-- WHAT IS REQUIRED --
Output each line exactly as it appears, skipping any embedded picture.

-- Dataset records --
□ □ □

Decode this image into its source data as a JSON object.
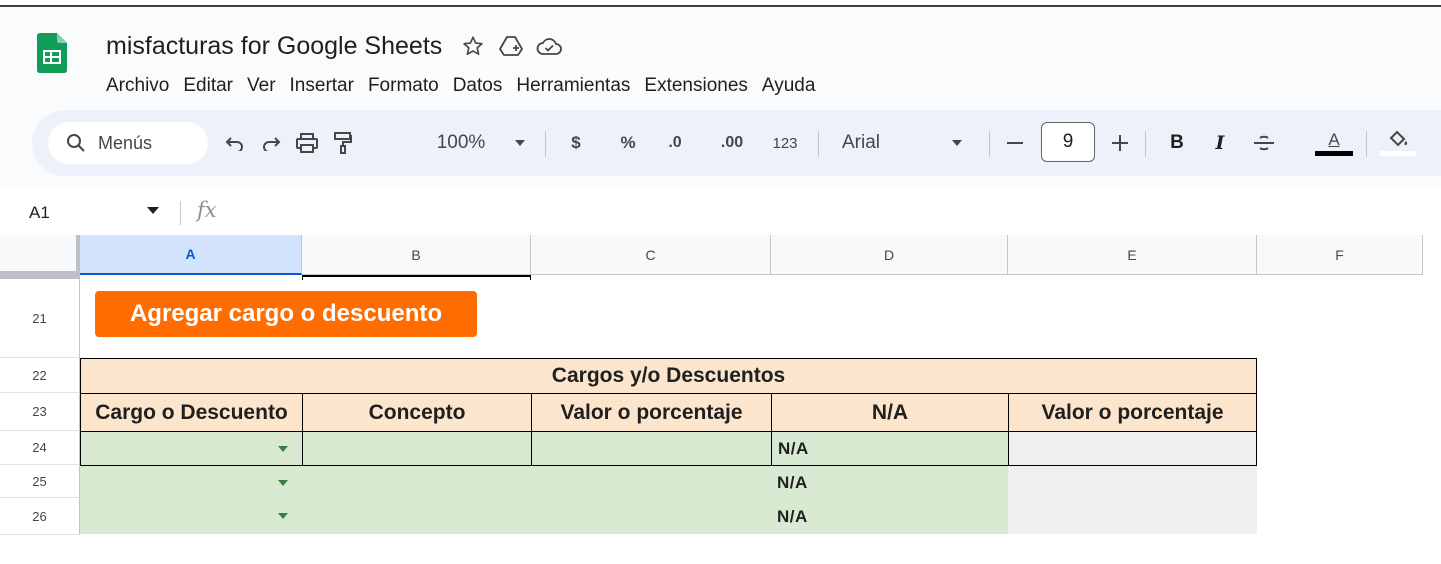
{
  "app": {
    "title": "misfacturas for Google Sheets",
    "brand_color": "#0f9d58"
  },
  "menu": [
    "Archivo",
    "Editar",
    "Ver",
    "Insertar",
    "Formato",
    "Datos",
    "Herramientas",
    "Extensiones",
    "Ayuda"
  ],
  "toolbar": {
    "search_label": "Menús",
    "zoom": "100%",
    "currency": "$",
    "percent": "%",
    "dec_decrease": ".0",
    "dec_increase": ".00",
    "number_format": "123",
    "font": "Arial",
    "font_size": "9",
    "bold": "B",
    "italic": "I",
    "text_color": "A"
  },
  "formula_bar": {
    "cell_ref": "A1",
    "fx": "fx"
  },
  "columns": [
    "A",
    "B",
    "C",
    "D",
    "E",
    "F"
  ],
  "selected_column": "A",
  "rows": [
    "21",
    "22",
    "23",
    "24",
    "25",
    "26"
  ],
  "sheet": {
    "button_label": "Agregar cargo o descuento",
    "table_title": "Cargos y/o Descuentos",
    "headers": [
      "Cargo o Descuento",
      "Concepto",
      "Valor o porcentaje",
      "N/A",
      "Valor o porcentaje"
    ],
    "na_values": [
      "N/A",
      "N/A",
      "N/A"
    ],
    "colors": {
      "header_fill": "#fce5cd",
      "input_fill": "#d9ead3",
      "output_fill": "#efefef",
      "button_fill": "#ff6d01"
    }
  }
}
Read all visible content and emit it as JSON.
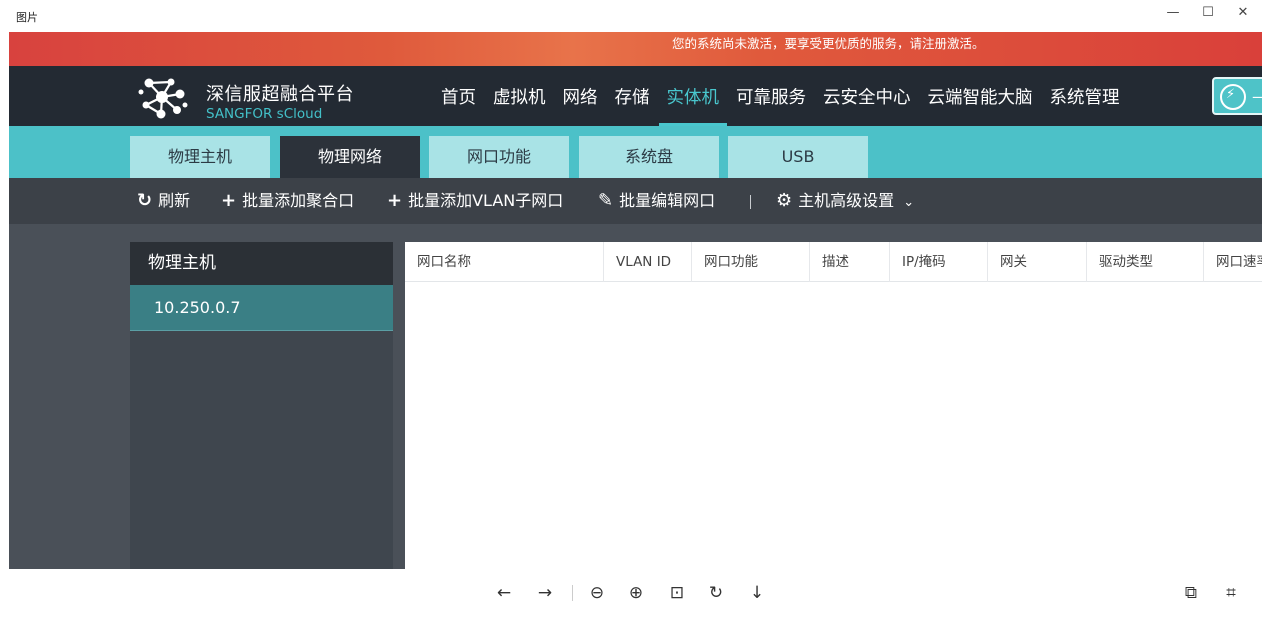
{
  "window": {
    "title": "图片",
    "minimize_glyph": "—",
    "maximize_glyph": "☐",
    "close_glyph": "✕"
  },
  "banner": {
    "message": "您的系统尚未激活，要享受更优质的服务，请注册激活。"
  },
  "brand": {
    "name_cn": "深信服超融合平台",
    "name_en": "SANGFOR sCloud"
  },
  "nav": {
    "items": [
      {
        "label": "首页"
      },
      {
        "label": "虚拟机"
      },
      {
        "label": "网络"
      },
      {
        "label": "存储"
      },
      {
        "label": "实体机",
        "active": true
      },
      {
        "label": "可靠服务"
      },
      {
        "label": "云安全中心"
      },
      {
        "label": "云端智能大脑"
      },
      {
        "label": "系统管理"
      }
    ],
    "quick_button_text": "—",
    "accent_color": "#49c6cd"
  },
  "tabs": [
    {
      "label": "物理主机"
    },
    {
      "label": "物理网络",
      "active": true
    },
    {
      "label": "网口功能"
    },
    {
      "label": "系统盘"
    },
    {
      "label": "USB"
    }
  ],
  "toolbar": {
    "refresh": {
      "icon": "refresh-icon",
      "glyph": "↻",
      "label": "刷新"
    },
    "add_bond": {
      "icon": "plus-icon",
      "glyph": "+",
      "label": "批量添加聚合口"
    },
    "add_vlan": {
      "icon": "plus-icon",
      "glyph": "+",
      "label": "批量添加VLAN子网口"
    },
    "edit_ports": {
      "icon": "pencil-icon",
      "glyph": "✎",
      "label": "批量编辑网口"
    },
    "separator": "|",
    "advanced": {
      "icon": "gear-icon",
      "glyph": "⚙",
      "label": "主机高级设置",
      "chevron": "⌄"
    }
  },
  "sidebar": {
    "header": "物理主机",
    "items": [
      {
        "label": "10.250.0.7",
        "selected": true
      }
    ]
  },
  "table": {
    "columns": [
      "网口名称",
      "VLAN ID",
      "网口功能",
      "描述",
      "IP/掩码",
      "网关",
      "驱动类型",
      "网口速率"
    ],
    "rows": []
  },
  "viewer": {
    "buttons": [
      {
        "name": "back-arrow-icon",
        "glyph": "←"
      },
      {
        "name": "forward-arrow-icon",
        "glyph": "→"
      },
      {
        "name": "zoom-out-icon",
        "glyph": "⊖"
      },
      {
        "name": "zoom-in-icon",
        "glyph": "⊕"
      },
      {
        "name": "fit-screen-icon",
        "glyph": "⊡"
      },
      {
        "name": "rotate-icon",
        "glyph": "↻"
      },
      {
        "name": "download-icon",
        "glyph": "↓"
      },
      {
        "name": "image-translate-icon",
        "glyph": "⧉"
      },
      {
        "name": "text-scan-icon",
        "glyph": "⌗"
      }
    ]
  }
}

□ □ □

-- EXERCISE OUTPUT --
Decode this image into its source data as a JSON object.
{
  "app": {
    "title": "misfacturas for Google Sheets",
    "brand_color": "#0f9d58"
  },
  "menu": [
    "Archivo",
    "Editar",
    "Ver",
    "Insertar",
    "Formato",
    "Datos",
    "Herramientas",
    "Extensiones",
    "Ayuda"
  ],
  "toolbar": {
    "search_label": "Menús",
    "zoom": "100%",
    "currency": "$",
    "percent": "%",
    "dec_decrease": ".0",
    "dec_increase": ".00",
    "number_format": "123",
    "font": "Arial",
    "font_size": "9",
    "bold": "B",
    "italic": "I",
    "text_color": "A"
  },
  "formula_bar": {
    "cell_ref": "A1",
    "fx": "fx"
  },
  "columns": [
    "A",
    "B",
    "C",
    "D",
    "E",
    "F"
  ],
  "selected_column": "A",
  "rows": [
    "21",
    "22",
    "23",
    "24",
    "25",
    "26"
  ],
  "sheet": {
    "button_label": "Agregar cargo o descuento",
    "table_title": "Cargos y/o Descuentos",
    "headers": [
      "Cargo o Descuento",
      "Concepto",
      "Valor o porcentaje",
      "N/A",
      "Valor o porcentaje"
    ],
    "na_values": [
      "N/A",
      "N/A",
      "N/A"
    ],
    "colors": {
      "header_fill": "#fce5cd",
      "input_fill": "#d9ead3",
      "output_fill": "#efefef",
      "button_fill": "#ff6d01"
    }
  }
}
Read all visible content and emit it as JSON.
{
  "window": {
    "title": "图片",
    "minimize_glyph": "—",
    "maximize_glyph": "☐",
    "close_glyph": "✕"
  },
  "banner": {
    "message": "您的系统尚未激活，要享受更优质的服务，请注册激活。"
  },
  "brand": {
    "name_cn": "深信服超融合平台",
    "name_en": "SANGFOR sCloud"
  },
  "nav": {
    "items": [
      {
        "label": "首页"
      },
      {
        "label": "虚拟机"
      },
      {
        "label": "网络"
      },
      {
        "label": "存储"
      },
      {
        "label": "实体机",
        "active": true
      },
      {
        "label": "可靠服务"
      },
      {
        "label": "云安全中心"
      },
      {
        "label": "云端智能大脑"
      },
      {
        "label": "系统管理"
      }
    ],
    "quick_button_text": "—",
    "accent_color": "#49c6cd"
  },
  "tabs": [
    {
      "label": "物理主机"
    },
    {
      "label": "物理网络",
      "active": true
    },
    {
      "label": "网口功能"
    },
    {
      "label": "系统盘"
    },
    {
      "label": "USB"
    }
  ],
  "toolbar": {
    "refresh": {
      "icon": "refresh-icon",
      "glyph": "↻",
      "label": "刷新"
    },
    "add_bond": {
      "icon": "plus-icon",
      "glyph": "+",
      "label": "批量添加聚合口"
    },
    "add_vlan": {
      "icon": "plus-icon",
      "glyph": "+",
      "label": "批量添加VLAN子网口"
    },
    "edit_ports": {
      "icon": "pencil-icon",
      "glyph": "✎",
      "label": "批量编辑网口"
    },
    "separator": "|",
    "advanced": {
      "icon": "gear-icon",
      "glyph": "⚙",
      "label": "主机高级设置",
      "chevron": "⌄"
    }
  },
  "sidebar": {
    "header": "物理主机",
    "items": [
      {
        "label": "10.250.0.7",
        "selected": true
      }
    ]
  },
  "table": {
    "columns": [
      "网口名称",
      "VLAN ID",
      "网口功能",
      "描述",
      "IP/掩码",
      "网关",
      "驱动类型",
      "网口速率"
    ],
    "rows": []
  },
  "viewer": {
    "buttons": [
      {
        "name": "back-arrow-icon",
        "glyph": "←"
      },
      {
        "name": "forward-arrow-icon",
        "glyph": "→"
      },
      {
        "name": "zoom-out-icon",
        "glyph": "⊖"
      },
      {
        "name": "zoom-in-icon",
        "glyph": "⊕"
      },
      {
        "name": "fit-screen-icon",
        "glyph": "⊡"
      },
      {
        "name": "rotate-icon",
        "glyph": "↻"
      },
      {
        "name": "download-icon",
        "glyph": "↓"
      },
      {
        "name": "image-translate-icon",
        "glyph": "⧉"
      },
      {
        "name": "text-scan-icon",
        "glyph": "⌗"
      }
    ]
  }
}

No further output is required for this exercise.